WHAT THE EXERCISE ASKS:
Pull every line containing "Cost" from the entries.

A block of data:
┏━━

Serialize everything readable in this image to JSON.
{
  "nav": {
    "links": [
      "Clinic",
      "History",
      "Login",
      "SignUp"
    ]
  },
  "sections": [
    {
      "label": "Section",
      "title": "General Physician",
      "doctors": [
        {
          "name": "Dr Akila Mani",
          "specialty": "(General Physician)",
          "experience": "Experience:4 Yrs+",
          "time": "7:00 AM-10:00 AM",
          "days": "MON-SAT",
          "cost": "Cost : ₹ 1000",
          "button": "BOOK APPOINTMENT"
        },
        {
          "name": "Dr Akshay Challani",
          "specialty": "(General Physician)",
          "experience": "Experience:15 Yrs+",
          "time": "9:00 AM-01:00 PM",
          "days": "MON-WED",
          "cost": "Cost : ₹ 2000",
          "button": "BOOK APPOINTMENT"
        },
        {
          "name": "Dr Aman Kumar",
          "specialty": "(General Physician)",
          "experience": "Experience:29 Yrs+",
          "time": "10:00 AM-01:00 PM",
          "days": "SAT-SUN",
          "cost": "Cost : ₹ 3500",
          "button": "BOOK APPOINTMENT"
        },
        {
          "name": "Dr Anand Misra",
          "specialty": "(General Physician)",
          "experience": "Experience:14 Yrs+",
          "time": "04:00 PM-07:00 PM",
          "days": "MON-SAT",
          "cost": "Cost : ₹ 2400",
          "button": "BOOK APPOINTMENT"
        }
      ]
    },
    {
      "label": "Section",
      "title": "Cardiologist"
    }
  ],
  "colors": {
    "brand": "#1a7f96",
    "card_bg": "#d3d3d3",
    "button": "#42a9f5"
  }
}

┗━━

IN RESPONSE:
          "cost": "Cost : ₹ 1000",
          "cost": "Cost : ₹ 2000",
          "cost": "Cost : ₹ 3500",
          "cost": "Cost : ₹ 2400",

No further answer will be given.